Figure collection entries
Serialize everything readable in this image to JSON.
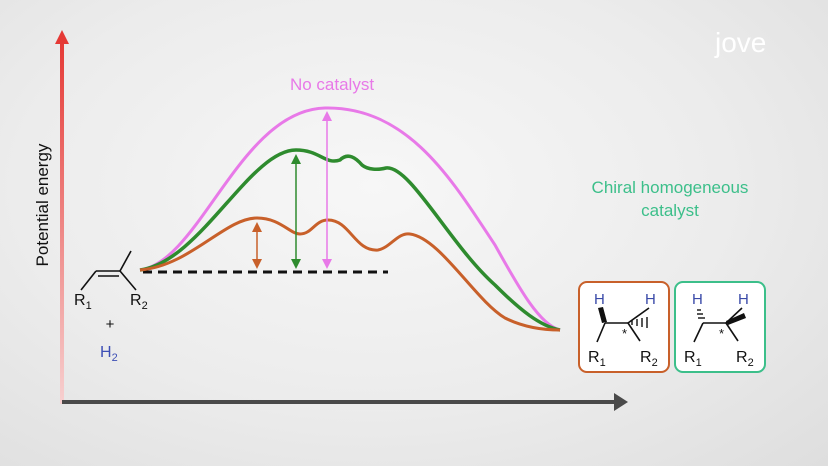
{
  "logo": {
    "text": "jove"
  },
  "axes": {
    "ylabel": "Potential energy"
  },
  "curves": {
    "uncatalyzed_label": "No catalyst",
    "catalyst_label_line1": "Chiral homogeneous",
    "catalyst_label_line2": "catalyst"
  },
  "reactant": {
    "sub_r1": "R",
    "sub_r1_index": "1",
    "sub_r2": "R",
    "sub_r2_index": "2",
    "plus": "+",
    "h2_main": "H",
    "h2_index": "2"
  },
  "product_left": {
    "h_left": "H",
    "h_right": "H",
    "star": "*",
    "r1": "R",
    "r1_index": "1",
    "r2": "R",
    "r2_index": "2"
  },
  "product_right": {
    "h_left": "H",
    "h_right": "H",
    "star": "*",
    "r1": "R",
    "r1_index": "1",
    "r2": "R",
    "r2_index": "2"
  },
  "colors": {
    "no_catalyst": "#e879e8",
    "green_path": "#2e8b2e",
    "orange_path": "#c8602a",
    "catalyst_text": "#3cbf8a",
    "h2_text": "#3d4fb5",
    "product_h": "#3a4aa8",
    "box_orange": "#c8602a",
    "box_green": "#3cbf8a",
    "axis_top": "#e53935",
    "axis_bottom": "#f6c7c7"
  }
}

### Task to complete
From the listing above, print every entry precisely and drop the pictures.

### Solution for this exercise
Serialize everything readable in this image to JSON.
{
  "logo": {
    "text": "jove"
  },
  "axes": {
    "ylabel": "Potential energy"
  },
  "curves": {
    "uncatalyzed_label": "No catalyst",
    "catalyst_label_line1": "Chiral homogeneous",
    "catalyst_label_line2": "catalyst"
  },
  "reactant": {
    "sub_r1": "R",
    "sub_r1_index": "1",
    "sub_r2": "R",
    "sub_r2_index": "2",
    "plus": "+",
    "h2_main": "H",
    "h2_index": "2"
  },
  "product_left": {
    "h_left": "H",
    "h_right": "H",
    "star": "*",
    "r1": "R",
    "r1_index": "1",
    "r2": "R",
    "r2_index": "2"
  },
  "product_right": {
    "h_left": "H",
    "h_right": "H",
    "star": "*",
    "r1": "R",
    "r1_index": "1",
    "r2": "R",
    "r2_index": "2"
  },
  "colors": {
    "no_catalyst": "#e879e8",
    "green_path": "#2e8b2e",
    "orange_path": "#c8602a",
    "catalyst_text": "#3cbf8a",
    "h2_text": "#3d4fb5",
    "product_h": "#3a4aa8",
    "box_orange": "#c8602a",
    "box_green": "#3cbf8a",
    "axis_top": "#e53935",
    "axis_bottom": "#f6c7c7"
  }
}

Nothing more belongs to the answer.